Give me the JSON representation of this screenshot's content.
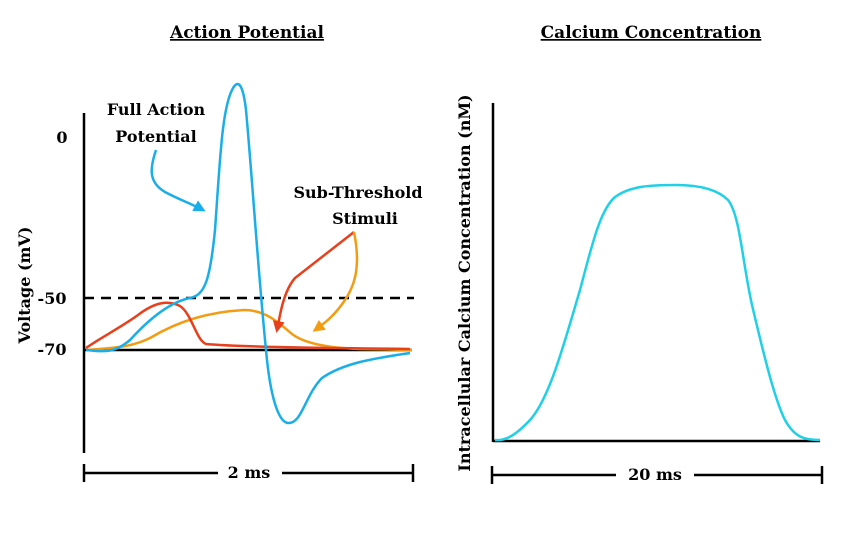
{
  "left_panel": {
    "title": "Action Potential",
    "y_axis_label": "Voltage (mV)",
    "ticks": [
      "0",
      "-50",
      "-70"
    ],
    "scale_bar_label": "2 ms",
    "annotation_full": [
      "Full Action",
      "Potential"
    ],
    "annotation_sub": [
      "Sub-Threshold",
      "Stimuli"
    ],
    "colors": {
      "full_ap": "#1aaee8",
      "sub_red": "#e8401c",
      "sub_orange": "#f39c12",
      "threshold": "#000000"
    }
  },
  "right_panel": {
    "title": "Calcium Concentration",
    "y_axis_label": "Intracellular Calcium Concentration (nM)",
    "scale_bar_label": "20 ms",
    "colors": {
      "calcium": "#1fd0e6"
    }
  }
}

──────────────────────────────

• PROBLEM TO SOLVE
Leave out the pictures and copy every record above exactly.

• SOLUTION TO THIS PROBLEM
Give me the JSON representation of this screenshot's content.
{
  "left_panel": {
    "title": "Action Potential",
    "y_axis_label": "Voltage (mV)",
    "ticks": [
      "0",
      "-50",
      "-70"
    ],
    "scale_bar_label": "2 ms",
    "annotation_full": [
      "Full Action",
      "Potential"
    ],
    "annotation_sub": [
      "Sub-Threshold",
      "Stimuli"
    ],
    "colors": {
      "full_ap": "#1aaee8",
      "sub_red": "#e8401c",
      "sub_orange": "#f39c12",
      "threshold": "#000000"
    }
  },
  "right_panel": {
    "title": "Calcium Concentration",
    "y_axis_label": "Intracellular Calcium Concentration (nM)",
    "scale_bar_label": "20 ms",
    "colors": {
      "calcium": "#1fd0e6"
    }
  }
}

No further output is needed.